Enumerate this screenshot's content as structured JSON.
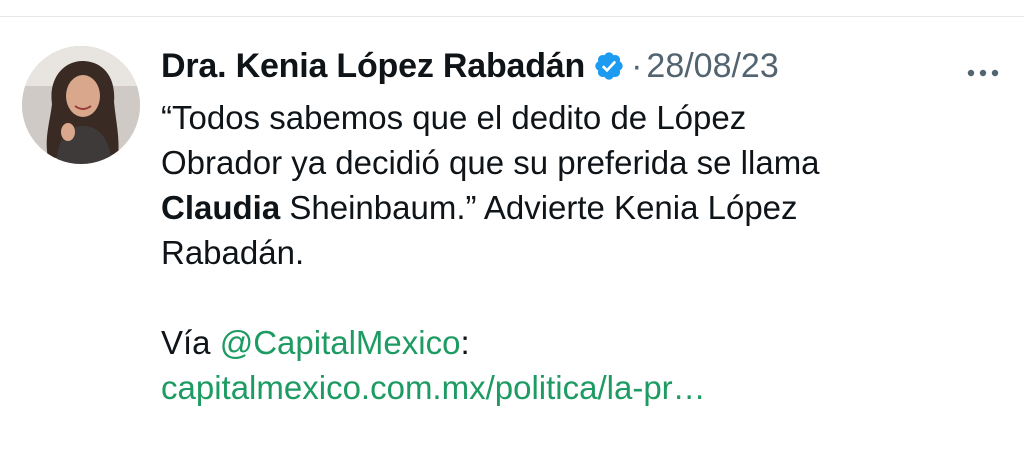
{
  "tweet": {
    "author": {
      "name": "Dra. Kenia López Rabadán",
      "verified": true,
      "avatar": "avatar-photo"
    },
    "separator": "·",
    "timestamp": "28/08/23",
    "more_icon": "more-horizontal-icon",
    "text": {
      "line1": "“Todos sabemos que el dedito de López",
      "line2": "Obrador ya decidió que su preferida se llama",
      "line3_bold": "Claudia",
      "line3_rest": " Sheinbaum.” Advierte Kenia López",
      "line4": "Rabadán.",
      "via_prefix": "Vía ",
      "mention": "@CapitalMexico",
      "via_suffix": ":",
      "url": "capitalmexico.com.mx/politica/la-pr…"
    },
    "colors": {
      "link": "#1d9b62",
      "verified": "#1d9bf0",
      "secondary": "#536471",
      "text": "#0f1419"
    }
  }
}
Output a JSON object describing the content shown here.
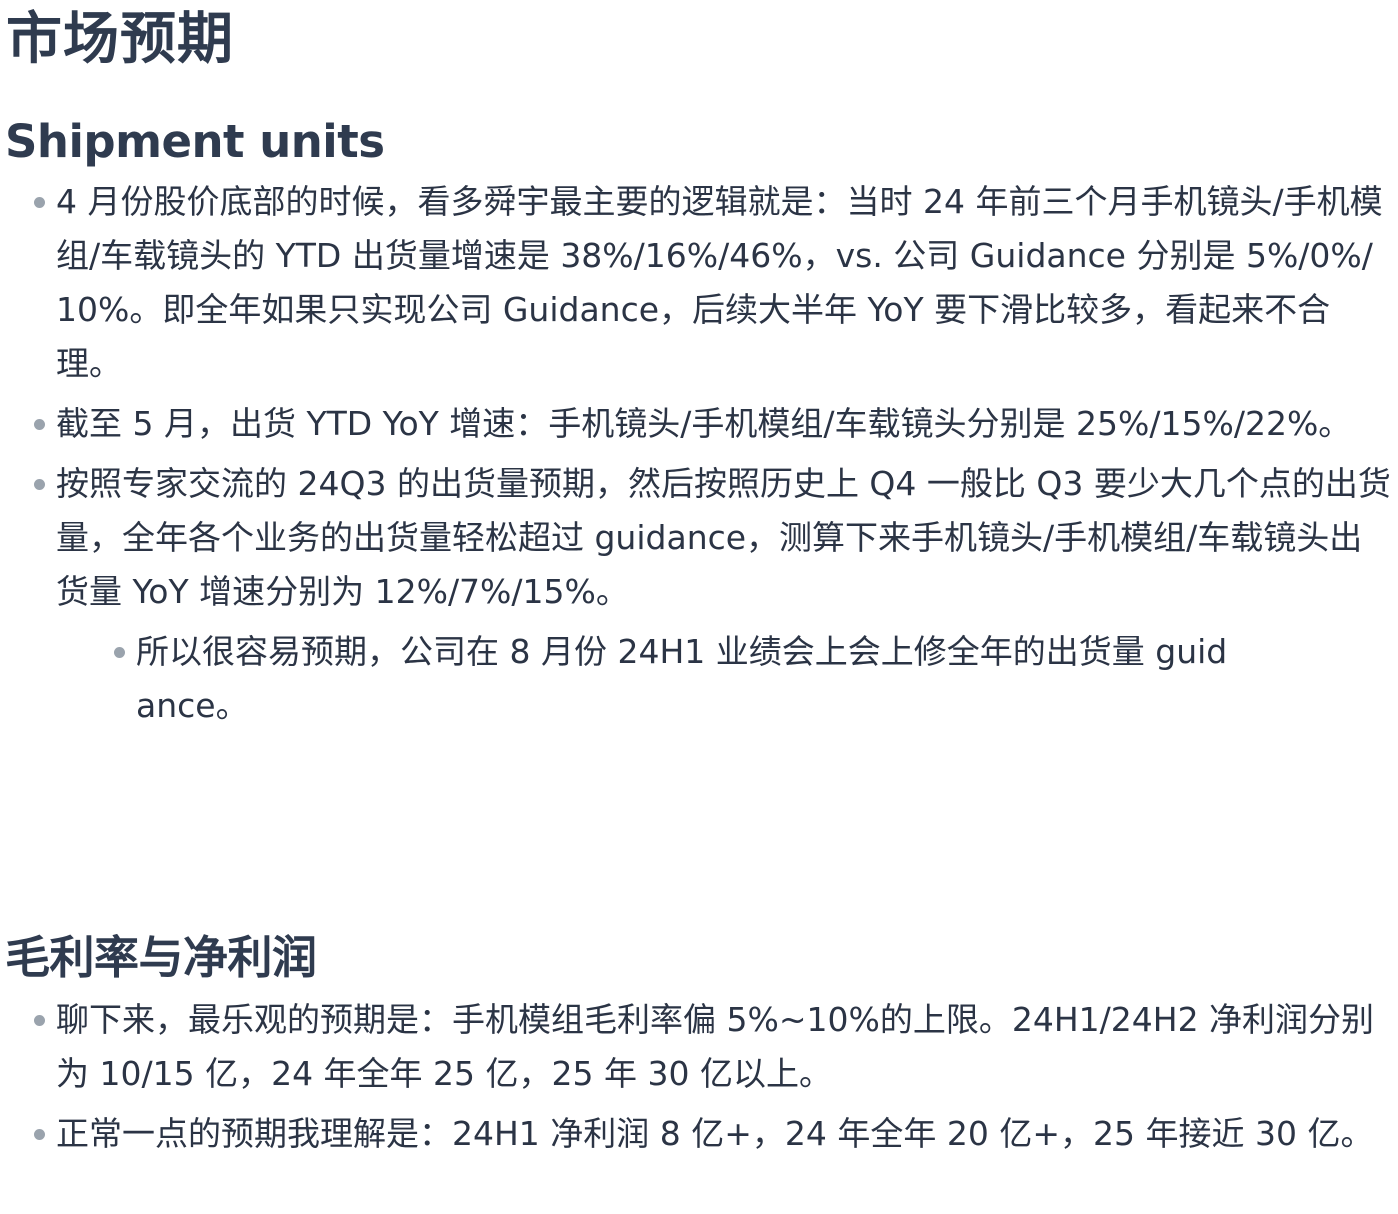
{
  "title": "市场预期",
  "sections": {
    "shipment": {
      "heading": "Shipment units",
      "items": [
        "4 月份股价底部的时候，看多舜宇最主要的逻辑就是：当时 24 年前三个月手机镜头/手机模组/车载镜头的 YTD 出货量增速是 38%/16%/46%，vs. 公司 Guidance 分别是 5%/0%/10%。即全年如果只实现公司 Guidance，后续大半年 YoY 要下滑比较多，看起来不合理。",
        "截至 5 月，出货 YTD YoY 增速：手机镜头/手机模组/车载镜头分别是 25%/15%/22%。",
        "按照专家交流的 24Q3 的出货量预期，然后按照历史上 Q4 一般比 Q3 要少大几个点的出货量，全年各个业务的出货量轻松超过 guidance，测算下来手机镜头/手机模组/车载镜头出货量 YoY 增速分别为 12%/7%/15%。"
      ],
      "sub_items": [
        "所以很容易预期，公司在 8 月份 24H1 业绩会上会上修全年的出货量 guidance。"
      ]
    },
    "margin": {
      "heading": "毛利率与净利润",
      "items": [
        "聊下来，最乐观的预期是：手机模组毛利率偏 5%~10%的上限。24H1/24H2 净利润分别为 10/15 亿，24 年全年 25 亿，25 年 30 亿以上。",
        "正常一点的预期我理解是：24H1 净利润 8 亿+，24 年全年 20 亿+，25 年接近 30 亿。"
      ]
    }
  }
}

Aim of the task
Check every line of the data above for the string "heading", and copy those that have it.

Result of the exercise
      "heading": "Shipment units",
      "heading": "毛利率与净利润",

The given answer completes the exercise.